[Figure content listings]
_ _ _ _ _
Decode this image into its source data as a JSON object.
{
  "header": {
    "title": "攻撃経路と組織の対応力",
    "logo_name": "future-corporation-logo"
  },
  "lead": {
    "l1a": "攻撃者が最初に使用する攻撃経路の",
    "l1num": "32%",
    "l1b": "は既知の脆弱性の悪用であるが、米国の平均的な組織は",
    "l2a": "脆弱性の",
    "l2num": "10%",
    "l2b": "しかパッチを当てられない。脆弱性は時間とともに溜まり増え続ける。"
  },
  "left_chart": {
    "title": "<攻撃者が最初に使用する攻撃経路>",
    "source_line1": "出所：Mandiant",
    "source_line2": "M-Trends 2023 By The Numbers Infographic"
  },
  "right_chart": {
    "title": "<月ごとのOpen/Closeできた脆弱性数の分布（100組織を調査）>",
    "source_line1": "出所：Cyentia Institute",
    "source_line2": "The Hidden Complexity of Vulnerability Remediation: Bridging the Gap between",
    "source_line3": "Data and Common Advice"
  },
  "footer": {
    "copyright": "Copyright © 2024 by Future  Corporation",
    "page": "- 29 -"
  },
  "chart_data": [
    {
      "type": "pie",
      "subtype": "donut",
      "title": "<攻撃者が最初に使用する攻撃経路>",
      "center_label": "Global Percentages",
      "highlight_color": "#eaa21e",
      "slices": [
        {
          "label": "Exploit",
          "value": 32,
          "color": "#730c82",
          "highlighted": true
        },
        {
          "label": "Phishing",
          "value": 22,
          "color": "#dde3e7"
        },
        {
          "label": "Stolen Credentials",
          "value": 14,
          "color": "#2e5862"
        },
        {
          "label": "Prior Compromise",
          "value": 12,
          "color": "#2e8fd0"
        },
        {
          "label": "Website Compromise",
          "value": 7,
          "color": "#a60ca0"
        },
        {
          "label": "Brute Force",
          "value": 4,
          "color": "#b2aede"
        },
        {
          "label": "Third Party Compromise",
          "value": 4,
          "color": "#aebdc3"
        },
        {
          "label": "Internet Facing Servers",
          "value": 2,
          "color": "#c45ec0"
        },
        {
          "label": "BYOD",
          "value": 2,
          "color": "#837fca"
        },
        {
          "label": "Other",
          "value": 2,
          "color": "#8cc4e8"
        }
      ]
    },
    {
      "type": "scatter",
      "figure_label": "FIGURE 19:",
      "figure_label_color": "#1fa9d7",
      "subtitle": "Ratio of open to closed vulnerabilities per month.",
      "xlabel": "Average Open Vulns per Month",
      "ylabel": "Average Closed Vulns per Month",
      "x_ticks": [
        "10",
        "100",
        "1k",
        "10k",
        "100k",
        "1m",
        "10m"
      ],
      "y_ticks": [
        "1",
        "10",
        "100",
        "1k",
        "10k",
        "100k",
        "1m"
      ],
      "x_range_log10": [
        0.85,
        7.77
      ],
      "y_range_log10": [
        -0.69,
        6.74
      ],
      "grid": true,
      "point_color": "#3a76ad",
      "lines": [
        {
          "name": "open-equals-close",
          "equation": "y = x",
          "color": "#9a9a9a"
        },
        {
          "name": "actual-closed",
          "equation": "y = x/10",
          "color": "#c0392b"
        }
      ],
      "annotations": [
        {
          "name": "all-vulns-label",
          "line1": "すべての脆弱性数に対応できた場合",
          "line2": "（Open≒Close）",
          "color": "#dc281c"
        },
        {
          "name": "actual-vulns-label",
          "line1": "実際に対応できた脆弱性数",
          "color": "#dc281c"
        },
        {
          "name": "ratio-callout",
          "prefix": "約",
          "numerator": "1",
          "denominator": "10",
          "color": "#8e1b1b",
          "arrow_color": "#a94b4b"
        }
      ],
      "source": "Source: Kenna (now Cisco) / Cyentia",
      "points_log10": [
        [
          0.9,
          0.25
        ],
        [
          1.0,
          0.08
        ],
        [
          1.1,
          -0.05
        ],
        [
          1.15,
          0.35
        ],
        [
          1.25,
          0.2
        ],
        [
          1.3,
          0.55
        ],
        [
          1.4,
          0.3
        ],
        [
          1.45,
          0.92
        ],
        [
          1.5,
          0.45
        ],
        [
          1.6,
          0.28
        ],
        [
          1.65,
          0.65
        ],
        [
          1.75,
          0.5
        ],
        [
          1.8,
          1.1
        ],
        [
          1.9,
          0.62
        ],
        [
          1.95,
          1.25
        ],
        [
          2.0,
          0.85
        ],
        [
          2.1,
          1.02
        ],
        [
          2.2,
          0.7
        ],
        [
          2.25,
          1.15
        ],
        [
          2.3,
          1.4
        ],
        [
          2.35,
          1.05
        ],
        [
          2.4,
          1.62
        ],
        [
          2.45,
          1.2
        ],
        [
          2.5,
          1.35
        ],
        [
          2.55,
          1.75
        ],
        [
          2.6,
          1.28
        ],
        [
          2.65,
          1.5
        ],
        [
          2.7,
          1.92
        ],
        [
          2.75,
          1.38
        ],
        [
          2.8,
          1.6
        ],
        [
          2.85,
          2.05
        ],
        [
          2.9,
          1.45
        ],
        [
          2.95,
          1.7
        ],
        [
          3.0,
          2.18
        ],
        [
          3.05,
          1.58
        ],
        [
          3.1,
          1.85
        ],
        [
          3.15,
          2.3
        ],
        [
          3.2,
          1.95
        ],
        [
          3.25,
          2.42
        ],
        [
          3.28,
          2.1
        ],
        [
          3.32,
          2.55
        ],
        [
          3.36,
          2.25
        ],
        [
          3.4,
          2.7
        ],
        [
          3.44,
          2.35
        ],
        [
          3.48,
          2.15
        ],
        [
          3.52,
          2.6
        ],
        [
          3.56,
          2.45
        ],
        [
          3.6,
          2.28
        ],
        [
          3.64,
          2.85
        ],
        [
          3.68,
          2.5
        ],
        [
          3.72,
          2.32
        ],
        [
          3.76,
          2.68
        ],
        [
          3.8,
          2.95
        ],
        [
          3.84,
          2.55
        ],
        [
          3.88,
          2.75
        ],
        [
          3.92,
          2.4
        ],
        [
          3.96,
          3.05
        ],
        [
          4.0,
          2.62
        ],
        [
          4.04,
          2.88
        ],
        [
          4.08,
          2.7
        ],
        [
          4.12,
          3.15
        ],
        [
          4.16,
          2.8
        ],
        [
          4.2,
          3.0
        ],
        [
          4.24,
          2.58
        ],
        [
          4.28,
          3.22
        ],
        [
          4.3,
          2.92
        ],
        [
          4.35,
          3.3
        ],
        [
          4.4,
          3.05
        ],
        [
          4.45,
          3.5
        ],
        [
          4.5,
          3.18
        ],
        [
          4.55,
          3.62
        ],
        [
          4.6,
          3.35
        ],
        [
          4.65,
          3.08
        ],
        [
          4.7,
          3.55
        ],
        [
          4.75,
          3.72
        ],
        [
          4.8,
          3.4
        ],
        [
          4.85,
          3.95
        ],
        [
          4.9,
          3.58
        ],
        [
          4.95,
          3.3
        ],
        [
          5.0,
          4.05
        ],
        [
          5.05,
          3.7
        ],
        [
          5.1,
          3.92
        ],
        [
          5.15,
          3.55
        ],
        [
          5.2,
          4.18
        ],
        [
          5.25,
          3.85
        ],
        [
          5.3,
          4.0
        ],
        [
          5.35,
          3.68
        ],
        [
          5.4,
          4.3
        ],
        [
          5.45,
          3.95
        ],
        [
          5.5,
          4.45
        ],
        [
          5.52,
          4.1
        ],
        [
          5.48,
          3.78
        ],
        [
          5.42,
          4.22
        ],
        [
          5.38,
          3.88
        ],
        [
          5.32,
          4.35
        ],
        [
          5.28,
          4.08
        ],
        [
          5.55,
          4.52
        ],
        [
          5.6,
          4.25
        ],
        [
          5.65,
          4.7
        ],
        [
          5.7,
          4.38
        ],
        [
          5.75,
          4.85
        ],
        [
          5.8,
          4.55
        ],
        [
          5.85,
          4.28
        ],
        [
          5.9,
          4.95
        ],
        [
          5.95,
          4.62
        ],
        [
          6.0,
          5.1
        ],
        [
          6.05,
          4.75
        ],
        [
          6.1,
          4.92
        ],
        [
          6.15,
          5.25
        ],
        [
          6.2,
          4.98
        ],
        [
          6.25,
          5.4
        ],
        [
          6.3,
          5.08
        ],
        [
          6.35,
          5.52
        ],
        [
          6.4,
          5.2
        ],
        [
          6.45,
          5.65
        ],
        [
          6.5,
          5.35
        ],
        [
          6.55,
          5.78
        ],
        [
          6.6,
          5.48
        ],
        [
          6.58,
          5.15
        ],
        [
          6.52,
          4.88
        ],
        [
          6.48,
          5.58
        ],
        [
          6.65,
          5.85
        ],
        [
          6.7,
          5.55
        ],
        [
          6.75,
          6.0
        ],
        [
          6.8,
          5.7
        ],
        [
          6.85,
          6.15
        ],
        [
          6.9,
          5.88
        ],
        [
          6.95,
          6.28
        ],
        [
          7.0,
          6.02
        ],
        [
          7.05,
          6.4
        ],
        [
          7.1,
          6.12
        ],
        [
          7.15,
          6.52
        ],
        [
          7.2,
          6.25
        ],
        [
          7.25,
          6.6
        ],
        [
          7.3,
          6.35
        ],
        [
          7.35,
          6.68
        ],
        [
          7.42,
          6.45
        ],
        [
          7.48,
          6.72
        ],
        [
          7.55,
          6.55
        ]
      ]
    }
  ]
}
_ _ _ _ _
Return each line with "Compromise".

» **Complete answer**:
          "label": "Prior Compromise",
          "label": "Website Compromise",
          "label": "Third Party Compromise",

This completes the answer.